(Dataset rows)

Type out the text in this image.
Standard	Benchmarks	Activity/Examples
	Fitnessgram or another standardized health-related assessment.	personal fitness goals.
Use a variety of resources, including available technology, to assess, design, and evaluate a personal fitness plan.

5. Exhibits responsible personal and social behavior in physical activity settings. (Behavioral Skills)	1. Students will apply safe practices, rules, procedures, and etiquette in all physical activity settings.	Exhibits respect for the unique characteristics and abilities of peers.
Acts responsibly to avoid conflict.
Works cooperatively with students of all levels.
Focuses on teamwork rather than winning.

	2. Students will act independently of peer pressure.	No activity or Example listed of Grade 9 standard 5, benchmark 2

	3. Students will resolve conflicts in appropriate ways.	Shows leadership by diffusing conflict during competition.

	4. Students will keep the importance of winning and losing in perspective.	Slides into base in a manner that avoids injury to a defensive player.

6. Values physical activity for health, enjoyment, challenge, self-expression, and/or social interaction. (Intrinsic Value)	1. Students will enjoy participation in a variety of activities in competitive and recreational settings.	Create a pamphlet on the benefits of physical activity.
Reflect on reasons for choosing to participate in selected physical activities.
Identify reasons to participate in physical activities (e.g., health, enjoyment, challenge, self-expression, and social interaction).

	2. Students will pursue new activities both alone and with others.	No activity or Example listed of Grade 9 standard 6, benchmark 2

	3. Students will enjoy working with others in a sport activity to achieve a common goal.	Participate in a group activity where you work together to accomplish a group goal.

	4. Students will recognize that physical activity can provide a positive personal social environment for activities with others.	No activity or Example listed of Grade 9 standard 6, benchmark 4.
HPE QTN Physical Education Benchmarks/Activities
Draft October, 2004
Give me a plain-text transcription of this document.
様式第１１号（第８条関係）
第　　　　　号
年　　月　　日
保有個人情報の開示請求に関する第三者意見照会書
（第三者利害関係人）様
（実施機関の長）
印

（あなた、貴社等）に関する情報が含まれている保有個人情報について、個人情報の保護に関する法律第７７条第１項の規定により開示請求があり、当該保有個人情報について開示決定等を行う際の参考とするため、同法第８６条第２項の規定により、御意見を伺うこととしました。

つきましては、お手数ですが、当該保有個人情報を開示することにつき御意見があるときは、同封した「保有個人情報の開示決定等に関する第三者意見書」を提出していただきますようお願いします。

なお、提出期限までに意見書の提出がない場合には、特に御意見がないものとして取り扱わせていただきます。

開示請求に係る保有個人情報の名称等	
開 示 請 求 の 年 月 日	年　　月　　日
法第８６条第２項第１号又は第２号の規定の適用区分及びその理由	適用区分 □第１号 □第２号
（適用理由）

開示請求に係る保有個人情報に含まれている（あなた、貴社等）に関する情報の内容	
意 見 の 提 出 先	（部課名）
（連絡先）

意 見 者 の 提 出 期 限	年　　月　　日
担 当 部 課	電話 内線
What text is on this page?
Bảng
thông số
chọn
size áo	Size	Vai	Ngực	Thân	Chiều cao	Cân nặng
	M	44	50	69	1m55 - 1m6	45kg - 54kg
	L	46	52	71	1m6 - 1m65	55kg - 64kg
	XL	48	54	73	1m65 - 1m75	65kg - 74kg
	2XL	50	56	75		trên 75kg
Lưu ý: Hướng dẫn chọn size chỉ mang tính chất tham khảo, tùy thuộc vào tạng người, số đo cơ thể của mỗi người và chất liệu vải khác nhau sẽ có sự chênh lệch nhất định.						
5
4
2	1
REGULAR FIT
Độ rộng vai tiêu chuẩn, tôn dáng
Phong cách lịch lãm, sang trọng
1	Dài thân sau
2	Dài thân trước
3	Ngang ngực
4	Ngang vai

- What you should do: Return solely the number of lines in the data that include the word "listed".

- Finished exercise: 3